The request :: From the listing below, pull out every line where the string "Delaware" appears.
______
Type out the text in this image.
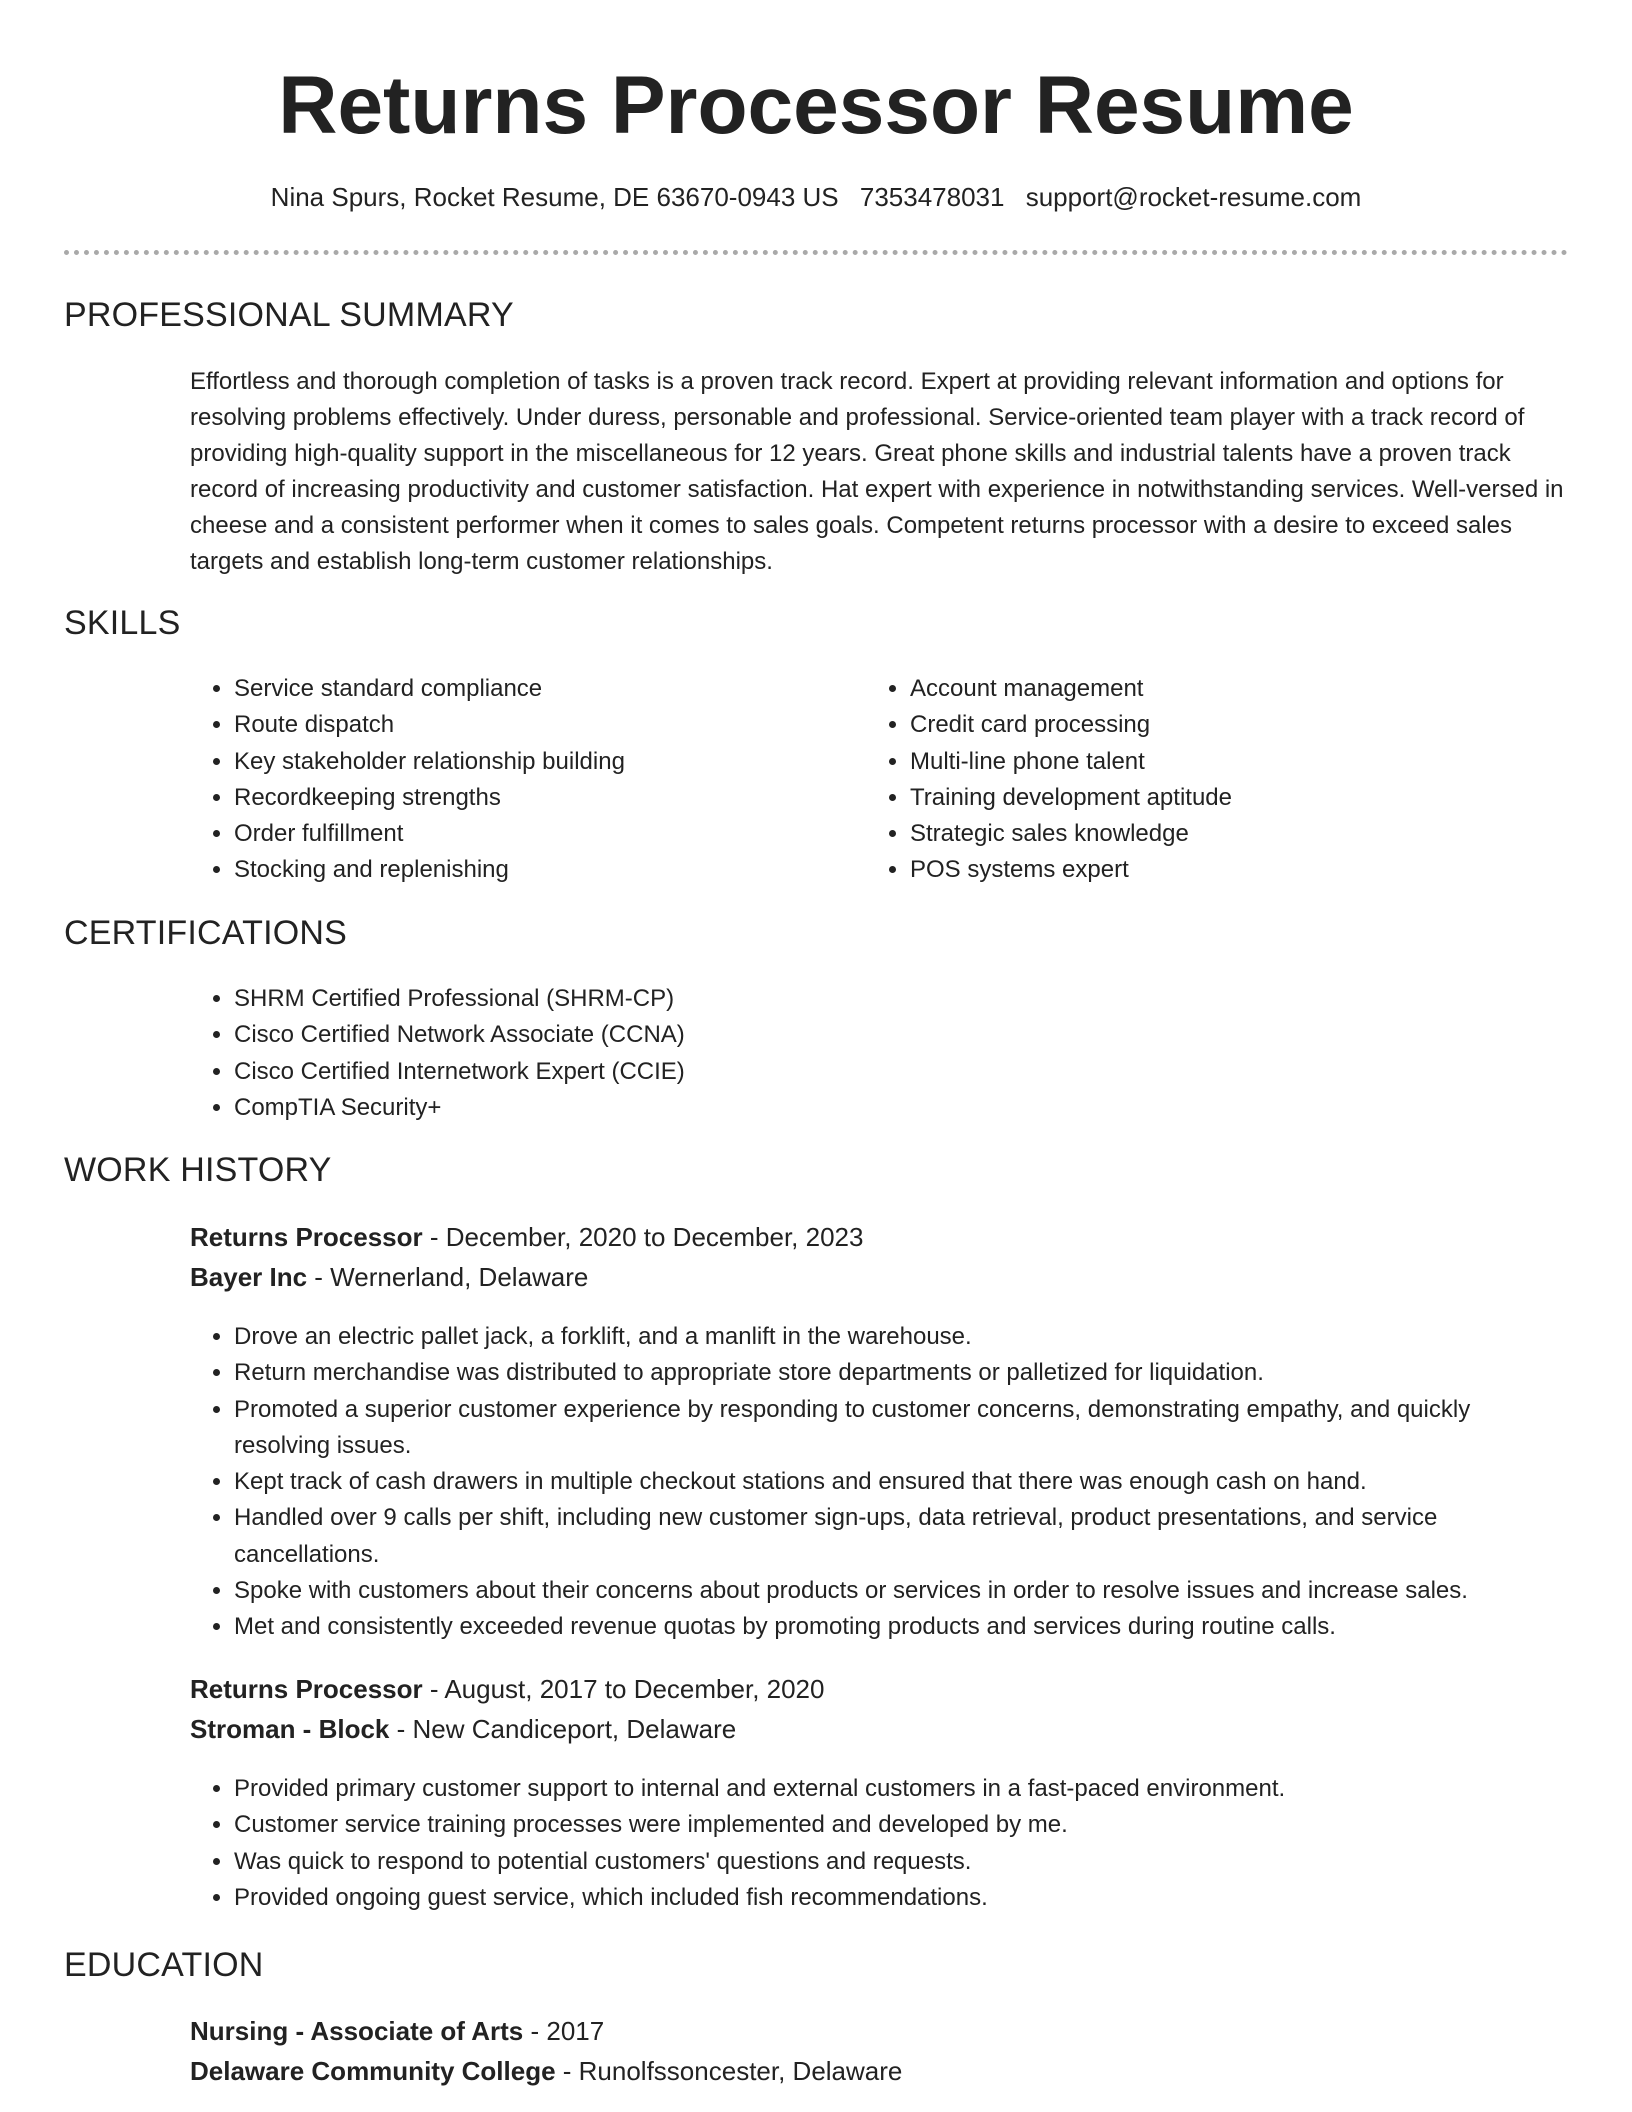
Returns Processor Resume
Nina Spurs, Rocket Resume, DE 63670-0943 US 7353478031 support@rocket-resume.com
PROFESSIONAL SUMMARY

Effortless and thorough completion of tasks is a proven track record. Expert at providing relevant information and options for resolving problems effectively. Under duress, personable and professional. Service-oriented team player with a track record of providing high-quality support in the miscellaneous for 12 years. Great phone skills and industrial talents have a proven track record of increasing productivity and customer satisfaction. Hat expert with experience in notwithstanding services. Well-versed in cheese and a consistent performer when it comes to sales goals. Competent returns processor with a desire to exceed sales targets and establish long-term customer relationships.

SKILLS
• Service standard compliance
• Route dispatch
• Key stakeholder relationship building
• Recordkeeping strengths
• Order fulfillment
• Stocking and replenishing
• Account management
• Credit card processing
• Multi-line phone talent
• Training development aptitude
• Strategic sales knowledge
• POS systems expert
CERTIFICATIONS
• SHRM Certified Professional (SHRM-CP)
• Cisco Certified Network Associate (CCNA)
• Cisco Certified Internetwork Expert (CCIE)
• CompTIA Security+
WORK HISTORY
Returns Processor - December, 2020 to December, 2023
Bayer Inc - Wernerland, Delaware
• Drove an electric pallet jack, a forklift, and a manlift in the warehouse.
• Return merchandise was distributed to appropriate store departments or palletized for liquidation.
• Promoted a superior customer experience by responding to customer concerns, demonstrating empathy, and quickly resolving issues.
• Kept track of cash drawers in multiple checkout stations and ensured that there was enough cash on hand.
• Handled over 9 calls per shift, including new customer sign-ups, data retrieval, product presentations, and service cancellations.
• Spoke with customers about their concerns about products or services in order to resolve issues and increase sales.
• Met and consistently exceeded revenue quotas by promoting products and services during routine calls.
Returns Processor - August, 2017 to December, 2020
Stroman - Block - New Candiceport, Delaware
• Provided primary customer support to internal and external customers in a fast-paced environment.
• Customer service training processes were implemented and developed by me.
• Was quick to respond to potential customers' questions and requests.
• Provided ongoing guest service, which included fish recommendations.
EDUCATION
Nursing - Associate of Arts - 2017
Delaware Community College - Runolfssoncester, Delaware
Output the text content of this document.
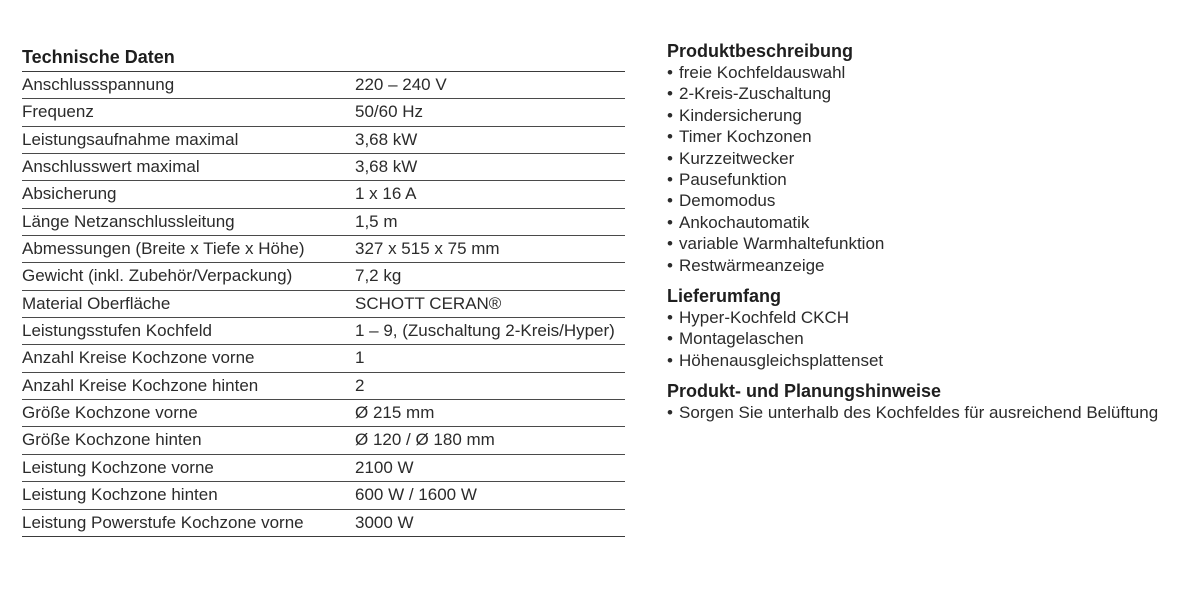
Technische Daten
Anschlussspannung	220 – 240 V
Frequenz	50/60 Hz
Leistungsaufnahme maximal	3,68 kW
Anschlusswert maximal	3,68 kW
Absicherung	1 x 16 A
Länge Netzanschlussleitung	1,5 m
Abmessungen (Breite x Tiefe x Höhe)	327 x 515 x 75 mm
Gewicht (inkl. Zubehör/Verpackung)	7,2 kg
Material Oberfläche	SCHOTT CERAN®
Leistungsstufen Kochfeld	1 – 9, (Zuschaltung 2-Kreis/Hyper)
Anzahl Kreise Kochzone vorne	1
Anzahl Kreise Kochzone hinten	2
Größe Kochzone vorne	Ø 215 mm
Größe Kochzone hinten	Ø 120 / Ø 180 mm
Leistung Kochzone vorne	2100 W
Leistung Kochzone hinten	600 W / 1600 W
Leistung Powerstufe Kochzone vorne	3000 W
Produktbeschreibung
• freie Kochfeldauswahl
• 2-Kreis-Zuschaltung
• Kindersicherung
• Timer Kochzonen
• Kurzzeitwecker
• Pausefunktion
• Demomodus
• Ankochautomatik
• variable Warmhaltefunktion
• Restwärmeanzeige
Lieferumfang
• Hyper-Kochfeld CKCH
• Montagelaschen
• Höhenausgleichsplattenset
Produkt- und Planungshinweise
• Sorgen Sie unterhalb des Kochfeldes für ausreichend Belüftung
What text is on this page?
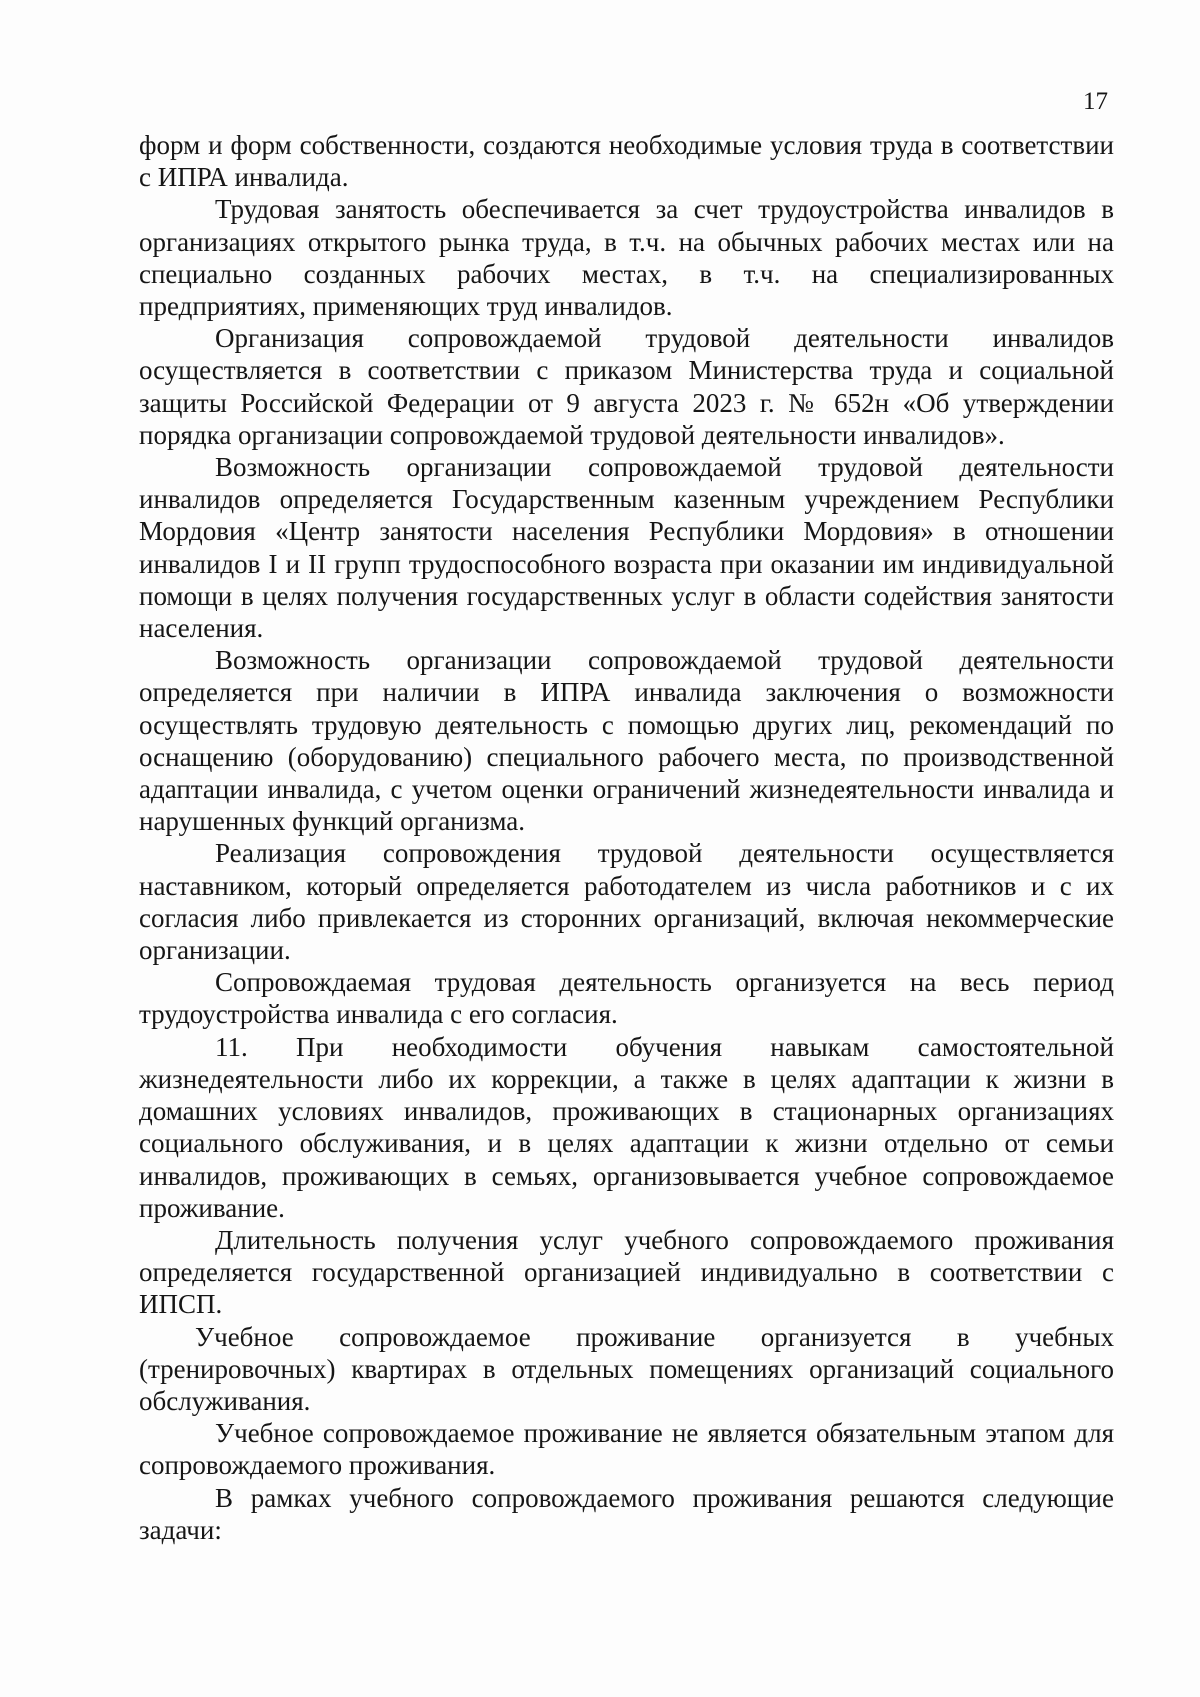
17

форм и форм собственности, создаются необходимые условия труда в соответствии с ИПРА инвалида.

Трудовая занятость обеспечивается за счет трудоустройства инвалидов в организациях открытого рынка труда, в т.ч. на обычных рабочих местах или на специально созданных рабочих местах, в т.ч. на специализированных предприятиях, применяющих труд инвалидов.

Организация сопровождаемой трудовой деятельности инвалидов осуществляется в соответствии с приказом Министерства труда и социальной защиты Российской Федерации от 9 августа 2023 г. № 652н «Об утверждении порядка организации сопровождаемой трудовой деятельности инвалидов».

Возможность организации сопровождаемой трудовой деятельности инвалидов определяется Государственным казенным учреждением Республики Мордовия «Центр занятости населения Республики Мордовия» в отношении инвалидов I и II групп трудоспособного возраста при оказании им индивидуальной помощи в целях получения государственных услуг в области содействия занятости населения.

Возможность организации сопровождаемой трудовой деятельности определяется при наличии в ИПРА инвалида заключения о возможности осуществлять трудовую деятельность с помощью других лиц, рекомендаций по оснащению (оборудованию) специального рабочего места, по производственной адаптации инвалида, с учетом оценки ограничений жизнедеятельности инвалида и нарушенных функций организма.

Реализация сопровождения трудовой деятельности осуществляется наставником, который определяется работодателем из числа работников и с их согласия либо привлекается из сторонних организаций, включая некоммерческие организации.

Сопровождаемая трудовая деятельность организуется на весь период трудоустройства инвалида с его согласия.

11. При необходимости обучения навыкам самостоятельной жизнедеятельности либо их коррекции, а также в целях адаптации к жизни в домашних условиях инвалидов, проживающих в стационарных организациях социального обслуживания, и в целях адаптации к жизни отдельно от семьи инвалидов, проживающих в семьях, организовывается учебное сопровождаемое проживание.

Длительность получения услуг учебного сопровождаемого проживания определяется государственной организацией индивидуально в соответствии с ИПСП.

Учебное сопровождаемое проживание организуется в учебных (тренировочных) квартирах в отдельных помещениях организаций социального обслуживания.

Учебное сопровождаемое проживание не является обязательным этапом для сопровождаемого проживания.

В рамках учебного сопровождаемого проживания решаются следующие задачи:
______
Final result ::
Bayer Inc - Wernerland, Delaware
Stroman - Block - New Candiceport, Delaware
Delaware Community College - Runolfssoncester, Delaware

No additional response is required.